» **PROBLEM TO WORK ON**:
Every record must be repeated exactly, with no omission.
"""
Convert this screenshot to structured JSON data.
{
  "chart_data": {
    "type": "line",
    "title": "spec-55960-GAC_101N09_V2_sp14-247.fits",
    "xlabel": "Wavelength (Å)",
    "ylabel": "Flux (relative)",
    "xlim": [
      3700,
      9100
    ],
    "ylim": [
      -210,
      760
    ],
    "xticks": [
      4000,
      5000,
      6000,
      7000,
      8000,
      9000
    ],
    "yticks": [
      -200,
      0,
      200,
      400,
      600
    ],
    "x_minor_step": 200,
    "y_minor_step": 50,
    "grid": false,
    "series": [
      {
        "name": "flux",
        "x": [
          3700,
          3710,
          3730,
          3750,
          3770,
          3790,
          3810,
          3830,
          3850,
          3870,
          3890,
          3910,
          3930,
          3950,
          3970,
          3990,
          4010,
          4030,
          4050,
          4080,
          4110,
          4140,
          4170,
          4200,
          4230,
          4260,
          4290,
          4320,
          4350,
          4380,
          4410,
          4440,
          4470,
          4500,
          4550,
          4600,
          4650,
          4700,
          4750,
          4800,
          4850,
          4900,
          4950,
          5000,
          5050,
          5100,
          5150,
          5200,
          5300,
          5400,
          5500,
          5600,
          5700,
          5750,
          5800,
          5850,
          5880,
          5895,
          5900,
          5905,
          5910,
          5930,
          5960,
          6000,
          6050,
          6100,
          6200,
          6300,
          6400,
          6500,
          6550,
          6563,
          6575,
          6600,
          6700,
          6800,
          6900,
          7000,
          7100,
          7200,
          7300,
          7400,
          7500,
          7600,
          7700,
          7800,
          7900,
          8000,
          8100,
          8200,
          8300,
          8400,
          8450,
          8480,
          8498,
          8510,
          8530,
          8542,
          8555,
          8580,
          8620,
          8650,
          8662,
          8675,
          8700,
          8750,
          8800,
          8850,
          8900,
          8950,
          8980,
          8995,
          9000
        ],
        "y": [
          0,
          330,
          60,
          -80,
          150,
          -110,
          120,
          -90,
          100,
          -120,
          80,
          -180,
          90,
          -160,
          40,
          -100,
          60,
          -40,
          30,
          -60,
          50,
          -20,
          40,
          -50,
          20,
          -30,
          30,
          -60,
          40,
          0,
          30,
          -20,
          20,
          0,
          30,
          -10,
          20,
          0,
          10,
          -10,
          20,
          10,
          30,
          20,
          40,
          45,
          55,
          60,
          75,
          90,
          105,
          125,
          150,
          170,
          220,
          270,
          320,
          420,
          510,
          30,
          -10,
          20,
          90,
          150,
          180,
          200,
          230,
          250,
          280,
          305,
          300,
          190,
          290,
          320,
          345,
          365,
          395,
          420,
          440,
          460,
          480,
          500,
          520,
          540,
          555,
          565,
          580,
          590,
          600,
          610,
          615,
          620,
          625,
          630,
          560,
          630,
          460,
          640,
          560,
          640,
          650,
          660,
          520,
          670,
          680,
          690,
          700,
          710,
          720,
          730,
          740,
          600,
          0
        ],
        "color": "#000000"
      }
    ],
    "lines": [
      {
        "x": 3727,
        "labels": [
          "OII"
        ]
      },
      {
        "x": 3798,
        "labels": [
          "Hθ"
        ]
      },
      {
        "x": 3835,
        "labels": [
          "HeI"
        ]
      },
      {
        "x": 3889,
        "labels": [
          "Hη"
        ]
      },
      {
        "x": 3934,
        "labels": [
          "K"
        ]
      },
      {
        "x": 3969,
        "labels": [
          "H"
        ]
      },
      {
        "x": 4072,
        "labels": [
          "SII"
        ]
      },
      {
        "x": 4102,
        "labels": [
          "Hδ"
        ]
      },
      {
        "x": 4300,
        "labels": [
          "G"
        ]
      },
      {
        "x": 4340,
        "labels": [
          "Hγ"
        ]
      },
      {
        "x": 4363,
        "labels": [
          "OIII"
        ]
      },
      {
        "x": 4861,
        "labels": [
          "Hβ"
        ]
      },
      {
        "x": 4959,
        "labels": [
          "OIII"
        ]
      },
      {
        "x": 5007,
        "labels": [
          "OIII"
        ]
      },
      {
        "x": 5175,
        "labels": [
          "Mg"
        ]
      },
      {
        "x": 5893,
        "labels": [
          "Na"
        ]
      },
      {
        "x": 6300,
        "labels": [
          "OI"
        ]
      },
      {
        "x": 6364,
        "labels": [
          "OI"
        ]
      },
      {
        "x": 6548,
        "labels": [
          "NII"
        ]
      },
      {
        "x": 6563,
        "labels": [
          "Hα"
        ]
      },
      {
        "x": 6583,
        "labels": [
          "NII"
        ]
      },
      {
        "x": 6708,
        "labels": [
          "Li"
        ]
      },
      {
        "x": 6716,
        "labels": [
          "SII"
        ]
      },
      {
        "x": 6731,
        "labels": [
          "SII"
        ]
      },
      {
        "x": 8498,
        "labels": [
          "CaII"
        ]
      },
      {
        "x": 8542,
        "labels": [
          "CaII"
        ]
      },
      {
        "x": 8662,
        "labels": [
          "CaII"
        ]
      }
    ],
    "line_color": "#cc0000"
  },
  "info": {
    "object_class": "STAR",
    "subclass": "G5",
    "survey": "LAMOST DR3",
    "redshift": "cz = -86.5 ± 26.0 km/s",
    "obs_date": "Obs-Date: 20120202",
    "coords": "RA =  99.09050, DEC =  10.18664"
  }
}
"""
» **RESPONSE**:
Convert this screenshot to structured JSON data.
{
  "chart_data": {
    "type": "line",
    "title": "spec-55960-GAC_101N09_V2_sp14-247.fits",
    "xlabel": "Wavelength (Å)",
    "ylabel": "Flux (relative)",
    "xlim": [
      3700,
      9100
    ],
    "ylim": [
      -210,
      760
    ],
    "xticks": [
      4000,
      5000,
      6000,
      7000,
      8000,
      9000
    ],
    "yticks": [
      -200,
      0,
      200,
      400,
      600
    ],
    "x_minor_step": 200,
    "y_minor_step": 50,
    "grid": false,
    "series": [
      {
        "name": "flux",
        "x": [
          3700,
          3710,
          3730,
          3750,
          3770,
          3790,
          3810,
          3830,
          3850,
          3870,
          3890,
          3910,
          3930,
          3950,
          3970,
          3990,
          4010,
          4030,
          4050,
          4080,
          4110,
          4140,
          4170,
          4200,
          4230,
          4260,
          4290,
          4320,
          4350,
          4380,
          4410,
          4440,
          4470,
          4500,
          4550,
          4600,
          4650,
          4700,
          4750,
          4800,
          4850,
          4900,
          4950,
          5000,
          5050,
          5100,
          5150,
          5200,
          5300,
          5400,
          5500,
          5600,
          5700,
          5750,
          5800,
          5850,
          5880,
          5895,
          5900,
          5905,
          5910,
          5930,
          5960,
          6000,
          6050,
          6100,
          6200,
          6300,
          6400,
          6500,
          6550,
          6563,
          6575,
          6600,
          6700,
          6800,
          6900,
          7000,
          7100,
          7200,
          7300,
          7400,
          7500,
          7600,
          7700,
          7800,
          7900,
          8000,
          8100,
          8200,
          8300,
          8400,
          8450,
          8480,
          8498,
          8510,
          8530,
          8542,
          8555,
          8580,
          8620,
          8650,
          8662,
          8675,
          8700,
          8750,
          8800,
          8850,
          8900,
          8950,
          8980,
          8995,
          9000
        ],
        "y": [
          0,
          330,
          60,
          -80,
          150,
          -110,
          120,
          -90,
          100,
          -120,
          80,
          -180,
          90,
          -160,
          40,
          -100,
          60,
          -40,
          30,
          -60,
          50,
          -20,
          40,
          -50,
          20,
          -30,
          30,
          -60,
          40,
          0,
          30,
          -20,
          20,
          0,
          30,
          -10,
          20,
          0,
          10,
          -10,
          20,
          10,
          30,
          20,
          40,
          45,
          55,
          60,
          75,
          90,
          105,
          125,
          150,
          170,
          220,
          270,
          320,
          420,
          510,
          30,
          -10,
          20,
          90,
          150,
          180,
          200,
          230,
          250,
          280,
          305,
          300,
          190,
          290,
          320,
          345,
          365,
          395,
          420,
          440,
          460,
          480,
          500,
          520,
          540,
          555,
          565,
          580,
          590,
          600,
          610,
          615,
          620,
          625,
          630,
          560,
          630,
          460,
          640,
          560,
          640,
          650,
          660,
          520,
          670,
          680,
          690,
          700,
          710,
          720,
          730,
          740,
          600,
          0
        ],
        "color": "#000000"
      }
    ],
    "lines": [
      {
        "x": 3727,
        "labels": [
          "OII"
        ]
      },
      {
        "x": 3798,
        "labels": [
          "Hθ"
        ]
      },
      {
        "x": 3835,
        "labels": [
          "HeI"
        ]
      },
      {
        "x": 3889,
        "labels": [
          "Hη"
        ]
      },
      {
        "x": 3934,
        "labels": [
          "K"
        ]
      },
      {
        "x": 3969,
        "labels": [
          "H"
        ]
      },
      {
        "x": 4072,
        "labels": [
          "SII"
        ]
      },
      {
        "x": 4102,
        "labels": [
          "Hδ"
        ]
      },
      {
        "x": 4300,
        "labels": [
          "G"
        ]
      },
      {
        "x": 4340,
        "labels": [
          "Hγ"
        ]
      },
      {
        "x": 4363,
        "labels": [
          "OIII"
        ]
      },
      {
        "x": 4861,
        "labels": [
          "Hβ"
        ]
      },
      {
        "x": 4959,
        "labels": [
          "OIII"
        ]
      },
      {
        "x": 5007,
        "labels": [
          "OIII"
        ]
      },
      {
        "x": 5175,
        "labels": [
          "Mg"
        ]
      },
      {
        "x": 5893,
        "labels": [
          "Na"
        ]
      },
      {
        "x": 6300,
        "labels": [
          "OI"
        ]
      },
      {
        "x": 6364,
        "labels": [
          "OI"
        ]
      },
      {
        "x": 6548,
        "labels": [
          "NII"
        ]
      },
      {
        "x": 6563,
        "labels": [
          "Hα"
        ]
      },
      {
        "x": 6583,
        "labels": [
          "NII"
        ]
      },
      {
        "x": 6708,
        "labels": [
          "Li"
        ]
      },
      {
        "x": 6716,
        "labels": [
          "SII"
        ]
      },
      {
        "x": 6731,
        "labels": [
          "SII"
        ]
      },
      {
        "x": 8498,
        "labels": [
          "CaII"
        ]
      },
      {
        "x": 8542,
        "labels": [
          "CaII"
        ]
      },
      {
        "x": 8662,
        "labels": [
          "CaII"
        ]
      }
    ],
    "line_color": "#cc0000"
  },
  "info": {
    "object_class": "STAR",
    "subclass": "G5",
    "survey": "LAMOST DR3",
    "redshift": "cz = -86.5 ± 26.0 km/s",
    "obs_date": "Obs-Date: 20120202",
    "coords": "RA =  99.09050, DEC =  10.18664"
  }
}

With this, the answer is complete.